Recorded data
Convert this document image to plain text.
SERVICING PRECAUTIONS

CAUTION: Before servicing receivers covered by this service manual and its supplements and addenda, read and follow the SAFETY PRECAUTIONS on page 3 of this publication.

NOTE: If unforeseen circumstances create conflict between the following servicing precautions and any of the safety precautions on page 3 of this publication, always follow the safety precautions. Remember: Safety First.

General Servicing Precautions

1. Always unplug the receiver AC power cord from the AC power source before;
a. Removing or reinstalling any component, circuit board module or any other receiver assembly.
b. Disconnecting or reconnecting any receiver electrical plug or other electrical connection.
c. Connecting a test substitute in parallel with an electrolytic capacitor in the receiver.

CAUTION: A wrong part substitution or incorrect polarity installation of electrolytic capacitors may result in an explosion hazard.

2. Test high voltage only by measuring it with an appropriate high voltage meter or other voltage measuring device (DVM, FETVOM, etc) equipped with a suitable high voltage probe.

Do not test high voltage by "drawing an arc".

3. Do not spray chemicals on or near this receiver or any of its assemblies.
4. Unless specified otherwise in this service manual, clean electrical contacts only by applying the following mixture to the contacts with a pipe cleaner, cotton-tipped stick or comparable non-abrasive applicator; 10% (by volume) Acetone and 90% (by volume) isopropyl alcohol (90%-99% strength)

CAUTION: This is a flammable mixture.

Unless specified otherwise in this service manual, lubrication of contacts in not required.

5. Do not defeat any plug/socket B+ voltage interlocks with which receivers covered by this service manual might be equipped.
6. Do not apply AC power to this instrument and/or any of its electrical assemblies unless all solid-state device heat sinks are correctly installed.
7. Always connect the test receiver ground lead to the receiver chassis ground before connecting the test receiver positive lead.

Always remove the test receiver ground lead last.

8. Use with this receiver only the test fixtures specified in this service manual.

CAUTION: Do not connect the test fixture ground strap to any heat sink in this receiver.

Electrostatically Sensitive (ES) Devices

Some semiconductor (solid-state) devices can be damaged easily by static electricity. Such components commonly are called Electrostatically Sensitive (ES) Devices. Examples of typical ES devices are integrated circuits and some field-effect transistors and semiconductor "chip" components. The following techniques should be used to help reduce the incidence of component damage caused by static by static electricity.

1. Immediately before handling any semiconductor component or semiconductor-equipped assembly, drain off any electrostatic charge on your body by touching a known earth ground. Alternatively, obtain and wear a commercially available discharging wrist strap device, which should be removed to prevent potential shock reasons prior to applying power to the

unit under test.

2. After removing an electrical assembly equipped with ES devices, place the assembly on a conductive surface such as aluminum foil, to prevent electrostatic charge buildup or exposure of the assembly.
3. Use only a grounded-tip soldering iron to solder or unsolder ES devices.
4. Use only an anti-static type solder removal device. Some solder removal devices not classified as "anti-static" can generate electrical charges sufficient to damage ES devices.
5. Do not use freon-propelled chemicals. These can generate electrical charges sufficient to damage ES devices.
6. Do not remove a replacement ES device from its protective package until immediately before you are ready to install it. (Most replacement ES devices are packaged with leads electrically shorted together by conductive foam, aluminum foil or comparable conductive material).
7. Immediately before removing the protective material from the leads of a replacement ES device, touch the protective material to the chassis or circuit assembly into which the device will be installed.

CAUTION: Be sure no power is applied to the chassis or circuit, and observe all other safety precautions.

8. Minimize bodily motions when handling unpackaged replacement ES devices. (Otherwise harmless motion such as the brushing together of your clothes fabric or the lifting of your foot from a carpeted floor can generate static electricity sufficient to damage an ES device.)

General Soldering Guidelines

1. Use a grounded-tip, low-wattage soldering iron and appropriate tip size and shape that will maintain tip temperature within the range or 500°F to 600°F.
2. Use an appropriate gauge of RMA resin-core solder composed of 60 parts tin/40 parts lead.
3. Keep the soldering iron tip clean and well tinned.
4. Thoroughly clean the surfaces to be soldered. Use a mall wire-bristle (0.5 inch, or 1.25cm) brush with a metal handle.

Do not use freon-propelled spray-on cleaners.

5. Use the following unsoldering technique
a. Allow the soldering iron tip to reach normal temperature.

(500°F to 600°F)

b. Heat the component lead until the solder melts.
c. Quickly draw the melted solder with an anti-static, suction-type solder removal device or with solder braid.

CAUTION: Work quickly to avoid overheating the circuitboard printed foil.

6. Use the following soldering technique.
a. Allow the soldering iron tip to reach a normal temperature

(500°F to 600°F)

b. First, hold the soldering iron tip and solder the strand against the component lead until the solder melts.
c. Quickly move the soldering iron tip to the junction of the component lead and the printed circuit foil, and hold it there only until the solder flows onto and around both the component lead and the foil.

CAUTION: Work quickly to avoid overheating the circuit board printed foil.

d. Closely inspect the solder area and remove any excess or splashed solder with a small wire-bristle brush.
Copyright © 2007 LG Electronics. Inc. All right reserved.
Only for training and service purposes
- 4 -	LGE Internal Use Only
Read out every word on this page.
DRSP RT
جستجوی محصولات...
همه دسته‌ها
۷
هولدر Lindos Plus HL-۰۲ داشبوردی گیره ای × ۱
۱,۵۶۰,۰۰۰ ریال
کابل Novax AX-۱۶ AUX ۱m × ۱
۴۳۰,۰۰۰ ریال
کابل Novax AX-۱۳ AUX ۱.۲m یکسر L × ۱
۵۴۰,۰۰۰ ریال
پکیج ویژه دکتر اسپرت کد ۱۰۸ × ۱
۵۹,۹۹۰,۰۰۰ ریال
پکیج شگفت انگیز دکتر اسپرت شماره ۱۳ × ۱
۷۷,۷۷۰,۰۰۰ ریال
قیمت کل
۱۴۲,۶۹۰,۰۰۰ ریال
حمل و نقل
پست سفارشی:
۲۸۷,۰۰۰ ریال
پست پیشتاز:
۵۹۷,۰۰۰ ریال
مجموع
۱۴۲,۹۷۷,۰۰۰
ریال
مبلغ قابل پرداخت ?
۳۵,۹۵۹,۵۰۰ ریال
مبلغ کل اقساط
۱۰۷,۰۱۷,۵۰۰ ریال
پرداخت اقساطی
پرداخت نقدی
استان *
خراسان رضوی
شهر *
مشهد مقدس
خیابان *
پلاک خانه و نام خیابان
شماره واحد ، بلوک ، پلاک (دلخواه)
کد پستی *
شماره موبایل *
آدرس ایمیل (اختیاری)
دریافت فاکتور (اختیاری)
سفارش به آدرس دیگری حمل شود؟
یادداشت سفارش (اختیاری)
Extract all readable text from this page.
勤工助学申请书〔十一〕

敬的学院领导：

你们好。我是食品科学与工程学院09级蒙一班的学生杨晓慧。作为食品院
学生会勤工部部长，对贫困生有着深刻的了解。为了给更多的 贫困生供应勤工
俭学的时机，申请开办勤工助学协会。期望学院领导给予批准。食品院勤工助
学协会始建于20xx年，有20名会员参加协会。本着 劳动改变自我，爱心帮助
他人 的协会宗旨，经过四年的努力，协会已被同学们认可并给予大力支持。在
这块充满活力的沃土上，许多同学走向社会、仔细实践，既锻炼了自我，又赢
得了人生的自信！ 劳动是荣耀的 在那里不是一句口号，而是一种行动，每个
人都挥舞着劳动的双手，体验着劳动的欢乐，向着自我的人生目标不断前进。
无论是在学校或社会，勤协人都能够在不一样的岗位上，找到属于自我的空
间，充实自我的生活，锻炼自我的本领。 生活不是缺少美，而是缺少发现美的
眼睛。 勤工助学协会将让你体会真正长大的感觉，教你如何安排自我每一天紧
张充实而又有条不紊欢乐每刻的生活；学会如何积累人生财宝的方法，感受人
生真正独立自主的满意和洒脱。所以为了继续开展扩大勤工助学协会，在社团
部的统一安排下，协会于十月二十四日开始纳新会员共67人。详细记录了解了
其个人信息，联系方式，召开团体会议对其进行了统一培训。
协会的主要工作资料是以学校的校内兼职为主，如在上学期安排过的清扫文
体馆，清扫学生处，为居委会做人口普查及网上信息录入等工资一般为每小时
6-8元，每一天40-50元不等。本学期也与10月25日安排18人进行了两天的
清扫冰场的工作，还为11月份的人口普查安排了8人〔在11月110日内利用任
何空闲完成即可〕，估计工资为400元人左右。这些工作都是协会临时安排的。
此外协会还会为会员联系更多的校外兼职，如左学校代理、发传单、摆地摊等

- YOUR GOAL:
Reproduce each line holding the word "chemicals".

- RESULT OF THE TASK:
3. Do not spray chemicals on or near this receiver or any of its assemblies.
5. Do not use freon-propelled chemicals. These can generate electrical charges sufficient to damage ES devices.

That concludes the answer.